EXERCISE INPUT =>
··········
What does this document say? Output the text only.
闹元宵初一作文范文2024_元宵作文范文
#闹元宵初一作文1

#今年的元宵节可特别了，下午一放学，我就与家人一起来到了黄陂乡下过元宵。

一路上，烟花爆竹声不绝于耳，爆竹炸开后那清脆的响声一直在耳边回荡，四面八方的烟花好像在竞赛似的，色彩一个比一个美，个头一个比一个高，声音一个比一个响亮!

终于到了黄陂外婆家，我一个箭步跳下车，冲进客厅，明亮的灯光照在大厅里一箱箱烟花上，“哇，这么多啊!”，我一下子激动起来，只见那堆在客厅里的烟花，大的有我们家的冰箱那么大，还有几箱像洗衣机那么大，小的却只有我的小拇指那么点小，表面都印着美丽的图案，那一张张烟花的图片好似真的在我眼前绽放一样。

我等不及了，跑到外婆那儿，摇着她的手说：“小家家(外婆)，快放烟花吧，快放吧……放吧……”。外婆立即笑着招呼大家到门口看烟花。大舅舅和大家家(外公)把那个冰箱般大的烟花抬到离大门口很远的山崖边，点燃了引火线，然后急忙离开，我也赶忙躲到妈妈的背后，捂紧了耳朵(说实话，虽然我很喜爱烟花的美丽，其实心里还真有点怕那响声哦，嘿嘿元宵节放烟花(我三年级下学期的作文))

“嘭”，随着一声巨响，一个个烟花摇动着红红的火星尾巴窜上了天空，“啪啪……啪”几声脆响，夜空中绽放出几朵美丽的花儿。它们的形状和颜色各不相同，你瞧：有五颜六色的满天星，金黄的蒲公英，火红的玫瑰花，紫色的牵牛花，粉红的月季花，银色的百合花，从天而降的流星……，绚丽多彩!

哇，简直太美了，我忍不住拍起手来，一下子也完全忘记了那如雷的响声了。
··········
SET EXERCISE => Repeat the data above exactly.

TASK RESULT =>
What does this document say? Output the text only.
闹元宵初一作文范文2024_元宵作文范文
#闹元宵初一作文1

#今年的元宵节可特别了，下午一放学，我就与家人一起来到了黄陂乡下过元宵。

一路上，烟花爆竹声不绝于耳，爆竹炸开后那清脆的响声一直在耳边回荡，四面八方的烟花好像在竞赛似的，色彩一个比一个美，个头一个比一个高，声音一个比一个响亮!

终于到了黄陂外婆家，我一个箭步跳下车，冲进客厅，明亮的灯光照在大厅里一箱箱烟花上，“哇，这么多啊!”，我一下子激动起来，只见那堆在客厅里的烟花，大的有我们家的冰箱那么大，还有几箱像洗衣机那么大，小的却只有我的小拇指那么点小，表面都印着美丽的图案，那一张张烟花的图片好似真的在我眼前绽放一样。

我等不及了，跑到外婆那儿，摇着她的手说：“小家家(外婆)，快放烟花吧，快放吧……放吧……”。外婆立即笑着招呼大家到门口看烟花。大舅舅和大家家(外公)把那个冰箱般大的烟花抬到离大门口很远的山崖边，点燃了引火线，然后急忙离开，我也赶忙躲到妈妈的背后，捂紧了耳朵(说实话，虽然我很喜爱烟花的美丽，其实心里还真有点怕那响声哦，嘿嘿元宵节放烟花(我三年级下学期的作文))

“嘭”，随着一声巨响，一个个烟花摇动着红红的火星尾巴窜上了天空，“啪啪……啪”几声脆响，夜空中绽放出几朵美丽的花儿。它们的形状和颜色各不相同，你瞧：有五颜六色的满天星，金黄的蒲公英，火红的玫瑰花，紫色的牵牛花，粉红的月季花，银色的百合花，从天而降的流星……，绚丽多彩!

哇，简直太美了，我忍不住拍起手来，一下子也完全忘记了那如雷的响声了。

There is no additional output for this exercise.